**AIM**
Transcribe every line of the listing below without any deviation.
##############################
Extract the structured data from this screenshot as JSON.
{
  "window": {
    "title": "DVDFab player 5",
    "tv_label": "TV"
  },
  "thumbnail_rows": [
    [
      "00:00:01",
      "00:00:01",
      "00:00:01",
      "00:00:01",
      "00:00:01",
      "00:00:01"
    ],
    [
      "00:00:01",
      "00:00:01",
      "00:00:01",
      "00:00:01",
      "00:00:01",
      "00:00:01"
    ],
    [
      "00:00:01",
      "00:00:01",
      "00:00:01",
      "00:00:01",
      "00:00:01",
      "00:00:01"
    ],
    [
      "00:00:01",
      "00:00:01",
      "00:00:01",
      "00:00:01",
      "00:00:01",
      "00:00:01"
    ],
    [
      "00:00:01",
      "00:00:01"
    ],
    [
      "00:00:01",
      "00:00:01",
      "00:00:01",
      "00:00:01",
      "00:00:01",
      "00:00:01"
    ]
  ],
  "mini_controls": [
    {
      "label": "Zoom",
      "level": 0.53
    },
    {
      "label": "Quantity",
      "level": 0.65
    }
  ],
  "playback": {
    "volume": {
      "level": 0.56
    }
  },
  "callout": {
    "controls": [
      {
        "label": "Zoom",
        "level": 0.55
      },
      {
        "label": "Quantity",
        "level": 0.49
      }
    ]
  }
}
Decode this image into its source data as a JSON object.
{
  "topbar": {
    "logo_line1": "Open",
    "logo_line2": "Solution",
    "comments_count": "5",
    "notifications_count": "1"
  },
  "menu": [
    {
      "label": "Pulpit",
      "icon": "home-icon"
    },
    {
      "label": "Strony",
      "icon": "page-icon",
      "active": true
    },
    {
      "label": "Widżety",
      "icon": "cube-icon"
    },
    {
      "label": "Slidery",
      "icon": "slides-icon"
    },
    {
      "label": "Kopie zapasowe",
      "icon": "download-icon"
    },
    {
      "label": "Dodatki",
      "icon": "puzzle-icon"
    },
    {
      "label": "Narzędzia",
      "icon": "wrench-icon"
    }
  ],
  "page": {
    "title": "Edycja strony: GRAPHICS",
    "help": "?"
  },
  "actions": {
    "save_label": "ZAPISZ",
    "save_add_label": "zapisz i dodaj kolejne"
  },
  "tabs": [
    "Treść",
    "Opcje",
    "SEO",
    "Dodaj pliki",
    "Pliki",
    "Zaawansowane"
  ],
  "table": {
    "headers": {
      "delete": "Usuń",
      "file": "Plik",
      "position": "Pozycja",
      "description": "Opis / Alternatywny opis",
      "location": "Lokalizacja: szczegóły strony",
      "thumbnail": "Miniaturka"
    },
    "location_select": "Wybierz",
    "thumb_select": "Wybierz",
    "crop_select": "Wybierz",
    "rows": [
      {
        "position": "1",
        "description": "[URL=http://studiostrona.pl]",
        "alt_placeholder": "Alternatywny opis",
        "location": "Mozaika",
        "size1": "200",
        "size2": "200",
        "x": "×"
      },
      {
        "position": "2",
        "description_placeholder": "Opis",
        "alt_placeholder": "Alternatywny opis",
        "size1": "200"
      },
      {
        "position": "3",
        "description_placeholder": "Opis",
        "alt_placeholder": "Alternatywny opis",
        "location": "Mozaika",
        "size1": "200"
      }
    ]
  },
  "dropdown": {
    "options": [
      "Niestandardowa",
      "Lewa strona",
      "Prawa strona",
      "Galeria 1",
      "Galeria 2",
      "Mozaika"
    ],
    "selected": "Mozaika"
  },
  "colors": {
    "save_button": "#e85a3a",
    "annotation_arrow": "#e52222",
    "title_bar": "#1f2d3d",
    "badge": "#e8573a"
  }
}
##############################
**FINAL ANSWER**
Extract the structured data from this screenshot as JSON.
{
  "window": {
    "title": "DVDFab player 5",
    "tv_label": "TV"
  },
  "thumbnail_rows": [
    [
      "00:00:01",
      "00:00:01",
      "00:00:01",
      "00:00:01",
      "00:00:01",
      "00:00:01"
    ],
    [
      "00:00:01",
      "00:00:01",
      "00:00:01",
      "00:00:01",
      "00:00:01",
      "00:00:01"
    ],
    [
      "00:00:01",
      "00:00:01",
      "00:00:01",
      "00:00:01",
      "00:00:01",
      "00:00:01"
    ],
    [
      "00:00:01",
      "00:00:01",
      "00:00:01",
      "00:00:01",
      "00:00:01",
      "00:00:01"
    ],
    [
      "00:00:01",
      "00:00:01"
    ],
    [
      "00:00:01",
      "00:00:01",
      "00:00:01",
      "00:00:01",
      "00:00:01",
      "00:00:01"
    ]
  ],
  "mini_controls": [
    {
      "label": "Zoom",
      "level": 0.53
    },
    {
      "label": "Quantity",
      "level": 0.65
    }
  ],
  "playback": {
    "volume": {
      "level": 0.56
    }
  },
  "callout": {
    "controls": [
      {
        "label": "Zoom",
        "level": 0.55
      },
      {
        "label": "Quantity",
        "level": 0.49
      }
    ]
  }
}
Decode this image into its source data as a JSON object.
{
  "topbar": {
    "logo_line1": "Open",
    "logo_line2": "Solution",
    "comments_count": "5",
    "notifications_count": "1"
  },
  "menu": [
    {
      "label": "Pulpit",
      "icon": "home-icon"
    },
    {
      "label": "Strony",
      "icon": "page-icon",
      "active": true
    },
    {
      "label": "Widżety",
      "icon": "cube-icon"
    },
    {
      "label": "Slidery",
      "icon": "slides-icon"
    },
    {
      "label": "Kopie zapasowe",
      "icon": "download-icon"
    },
    {
      "label": "Dodatki",
      "icon": "puzzle-icon"
    },
    {
      "label": "Narzędzia",
      "icon": "wrench-icon"
    }
  ],
  "page": {
    "title": "Edycja strony: GRAPHICS",
    "help": "?"
  },
  "actions": {
    "save_label": "ZAPISZ",
    "save_add_label": "zapisz i dodaj kolejne"
  },
  "tabs": [
    "Treść",
    "Opcje",
    "SEO",
    "Dodaj pliki",
    "Pliki",
    "Zaawansowane"
  ],
  "table": {
    "headers": {
      "delete": "Usuń",
      "file": "Plik",
      "position": "Pozycja",
      "description": "Opis / Alternatywny opis",
      "location": "Lokalizacja: szczegóły strony",
      "thumbnail": "Miniaturka"
    },
    "location_select": "Wybierz",
    "thumb_select": "Wybierz",
    "crop_select": "Wybierz",
    "rows": [
      {
        "position": "1",
        "description": "[URL=http://studiostrona.pl]",
        "alt_placeholder": "Alternatywny opis",
        "location": "Mozaika",
        "size1": "200",
        "size2": "200",
        "x": "×"
      },
      {
        "position": "2",
        "description_placeholder": "Opis",
        "alt_placeholder": "Alternatywny opis",
        "size1": "200"
      },
      {
        "position": "3",
        "description_placeholder": "Opis",
        "alt_placeholder": "Alternatywny opis",
        "location": "Mozaika",
        "size1": "200"
      }
    ]
  },
  "dropdown": {
    "options": [
      "Niestandardowa",
      "Lewa strona",
      "Prawa strona",
      "Galeria 1",
      "Galeria 2",
      "Mozaika"
    ],
    "selected": "Mozaika"
  },
  "colors": {
    "save_button": "#e85a3a",
    "annotation_arrow": "#e52222",
    "title_bar": "#1f2d3d",
    "badge": "#e8573a"
  }
}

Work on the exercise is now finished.